Below are some records. How many of their lines contain the string "heart"? Give the number only.

**Record set**:
=-=-=-=-=

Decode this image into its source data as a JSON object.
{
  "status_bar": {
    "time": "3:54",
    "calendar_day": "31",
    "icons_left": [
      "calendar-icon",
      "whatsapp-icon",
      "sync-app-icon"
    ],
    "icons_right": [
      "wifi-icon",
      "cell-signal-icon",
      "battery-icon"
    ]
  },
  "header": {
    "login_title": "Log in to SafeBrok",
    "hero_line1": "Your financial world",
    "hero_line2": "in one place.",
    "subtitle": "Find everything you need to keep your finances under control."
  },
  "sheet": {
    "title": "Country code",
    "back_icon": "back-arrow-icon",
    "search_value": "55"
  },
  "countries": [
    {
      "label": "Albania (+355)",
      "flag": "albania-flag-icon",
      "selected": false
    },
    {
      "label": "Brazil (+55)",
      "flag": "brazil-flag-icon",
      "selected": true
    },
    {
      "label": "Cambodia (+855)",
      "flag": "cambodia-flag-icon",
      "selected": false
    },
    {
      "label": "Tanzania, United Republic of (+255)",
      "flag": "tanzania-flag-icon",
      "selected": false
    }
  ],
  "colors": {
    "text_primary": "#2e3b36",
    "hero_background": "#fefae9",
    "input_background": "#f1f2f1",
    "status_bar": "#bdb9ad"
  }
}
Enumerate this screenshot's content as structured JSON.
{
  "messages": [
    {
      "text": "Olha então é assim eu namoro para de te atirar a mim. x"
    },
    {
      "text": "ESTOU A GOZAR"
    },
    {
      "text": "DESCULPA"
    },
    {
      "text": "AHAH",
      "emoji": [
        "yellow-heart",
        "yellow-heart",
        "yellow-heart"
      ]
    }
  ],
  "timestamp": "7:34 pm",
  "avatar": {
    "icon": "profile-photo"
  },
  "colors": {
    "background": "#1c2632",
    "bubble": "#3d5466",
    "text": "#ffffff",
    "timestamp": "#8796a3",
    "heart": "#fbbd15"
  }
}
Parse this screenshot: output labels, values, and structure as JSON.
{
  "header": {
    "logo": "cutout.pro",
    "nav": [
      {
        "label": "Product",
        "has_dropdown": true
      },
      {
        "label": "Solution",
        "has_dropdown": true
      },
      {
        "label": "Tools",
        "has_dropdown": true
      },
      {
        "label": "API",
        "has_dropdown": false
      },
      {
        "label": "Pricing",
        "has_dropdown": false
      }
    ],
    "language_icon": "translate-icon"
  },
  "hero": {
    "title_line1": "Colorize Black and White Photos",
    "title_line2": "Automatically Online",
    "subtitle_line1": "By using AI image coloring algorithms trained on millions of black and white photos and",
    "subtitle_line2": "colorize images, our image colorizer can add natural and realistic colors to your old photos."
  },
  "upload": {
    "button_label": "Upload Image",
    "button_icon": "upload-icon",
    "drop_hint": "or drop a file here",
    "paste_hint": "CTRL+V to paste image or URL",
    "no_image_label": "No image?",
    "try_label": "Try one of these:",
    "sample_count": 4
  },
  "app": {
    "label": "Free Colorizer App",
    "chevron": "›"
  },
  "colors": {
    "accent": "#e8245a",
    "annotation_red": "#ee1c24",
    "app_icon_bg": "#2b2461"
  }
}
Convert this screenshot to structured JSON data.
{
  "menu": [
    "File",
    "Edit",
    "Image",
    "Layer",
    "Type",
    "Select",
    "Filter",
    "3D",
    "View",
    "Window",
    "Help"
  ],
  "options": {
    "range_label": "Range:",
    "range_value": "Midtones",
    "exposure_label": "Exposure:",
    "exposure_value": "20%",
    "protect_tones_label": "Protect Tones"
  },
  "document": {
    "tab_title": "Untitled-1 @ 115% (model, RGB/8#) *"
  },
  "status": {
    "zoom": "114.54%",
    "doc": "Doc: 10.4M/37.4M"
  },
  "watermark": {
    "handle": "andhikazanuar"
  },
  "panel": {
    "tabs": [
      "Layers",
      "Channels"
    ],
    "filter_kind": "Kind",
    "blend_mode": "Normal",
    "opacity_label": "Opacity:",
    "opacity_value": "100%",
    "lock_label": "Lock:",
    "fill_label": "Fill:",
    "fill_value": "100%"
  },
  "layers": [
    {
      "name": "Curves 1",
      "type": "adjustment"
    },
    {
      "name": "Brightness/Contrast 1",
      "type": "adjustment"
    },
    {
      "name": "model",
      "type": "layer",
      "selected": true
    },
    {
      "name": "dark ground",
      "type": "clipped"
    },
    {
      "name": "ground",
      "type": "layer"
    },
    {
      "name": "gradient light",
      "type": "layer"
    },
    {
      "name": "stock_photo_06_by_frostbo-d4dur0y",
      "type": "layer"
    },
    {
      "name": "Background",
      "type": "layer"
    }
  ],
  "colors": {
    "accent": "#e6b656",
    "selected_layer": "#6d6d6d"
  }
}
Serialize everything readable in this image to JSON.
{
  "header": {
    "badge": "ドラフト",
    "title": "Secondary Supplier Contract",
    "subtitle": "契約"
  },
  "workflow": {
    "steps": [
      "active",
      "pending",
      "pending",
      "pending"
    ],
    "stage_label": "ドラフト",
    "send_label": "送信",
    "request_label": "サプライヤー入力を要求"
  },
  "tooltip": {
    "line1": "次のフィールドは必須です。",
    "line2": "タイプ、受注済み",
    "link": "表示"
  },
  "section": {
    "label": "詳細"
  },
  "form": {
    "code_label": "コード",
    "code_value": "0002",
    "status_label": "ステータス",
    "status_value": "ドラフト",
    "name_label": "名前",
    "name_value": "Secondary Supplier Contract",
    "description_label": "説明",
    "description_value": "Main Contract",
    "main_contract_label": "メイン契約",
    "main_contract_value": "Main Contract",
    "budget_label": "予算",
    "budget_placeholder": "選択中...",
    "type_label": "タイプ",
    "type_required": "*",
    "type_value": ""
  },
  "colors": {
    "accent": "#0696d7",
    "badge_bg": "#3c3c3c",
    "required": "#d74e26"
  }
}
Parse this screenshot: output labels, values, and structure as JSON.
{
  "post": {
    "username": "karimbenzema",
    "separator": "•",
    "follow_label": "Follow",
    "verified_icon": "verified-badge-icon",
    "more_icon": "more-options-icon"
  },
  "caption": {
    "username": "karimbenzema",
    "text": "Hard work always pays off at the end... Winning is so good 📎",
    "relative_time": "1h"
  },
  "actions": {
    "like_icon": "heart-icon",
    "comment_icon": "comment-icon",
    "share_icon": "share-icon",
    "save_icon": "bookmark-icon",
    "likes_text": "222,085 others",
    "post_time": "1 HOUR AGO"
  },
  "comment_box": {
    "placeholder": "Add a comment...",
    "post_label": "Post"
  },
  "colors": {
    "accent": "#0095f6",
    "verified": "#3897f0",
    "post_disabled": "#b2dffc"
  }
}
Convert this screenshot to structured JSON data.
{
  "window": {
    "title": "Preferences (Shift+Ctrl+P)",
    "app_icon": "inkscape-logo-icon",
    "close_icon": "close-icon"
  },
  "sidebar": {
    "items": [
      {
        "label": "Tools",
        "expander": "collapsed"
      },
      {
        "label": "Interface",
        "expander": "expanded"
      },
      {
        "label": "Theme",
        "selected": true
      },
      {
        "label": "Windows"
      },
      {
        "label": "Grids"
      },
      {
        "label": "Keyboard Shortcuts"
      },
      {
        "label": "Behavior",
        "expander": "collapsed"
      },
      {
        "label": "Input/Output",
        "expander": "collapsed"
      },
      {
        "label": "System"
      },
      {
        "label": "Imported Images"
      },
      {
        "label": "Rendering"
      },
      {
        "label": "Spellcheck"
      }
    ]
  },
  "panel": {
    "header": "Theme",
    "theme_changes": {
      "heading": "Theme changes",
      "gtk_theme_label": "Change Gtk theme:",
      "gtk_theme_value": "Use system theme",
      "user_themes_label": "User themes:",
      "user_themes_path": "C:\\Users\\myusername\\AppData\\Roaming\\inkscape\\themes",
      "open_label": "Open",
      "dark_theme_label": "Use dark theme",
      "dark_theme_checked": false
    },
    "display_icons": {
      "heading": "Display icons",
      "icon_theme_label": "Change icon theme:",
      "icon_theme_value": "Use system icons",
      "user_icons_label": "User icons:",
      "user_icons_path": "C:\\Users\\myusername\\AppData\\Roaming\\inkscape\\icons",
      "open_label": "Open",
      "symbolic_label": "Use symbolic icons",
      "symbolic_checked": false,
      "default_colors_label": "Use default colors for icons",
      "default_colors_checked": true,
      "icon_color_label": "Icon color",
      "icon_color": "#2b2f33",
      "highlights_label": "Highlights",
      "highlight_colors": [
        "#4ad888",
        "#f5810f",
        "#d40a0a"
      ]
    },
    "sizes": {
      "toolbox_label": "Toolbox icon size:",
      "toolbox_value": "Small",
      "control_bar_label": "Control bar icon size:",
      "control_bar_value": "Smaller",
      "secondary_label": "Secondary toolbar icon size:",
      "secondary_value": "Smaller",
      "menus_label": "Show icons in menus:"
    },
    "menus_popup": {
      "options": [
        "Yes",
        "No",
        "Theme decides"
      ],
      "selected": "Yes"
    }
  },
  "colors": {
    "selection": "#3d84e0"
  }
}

=-=-=-=-=

**Task solution**:
5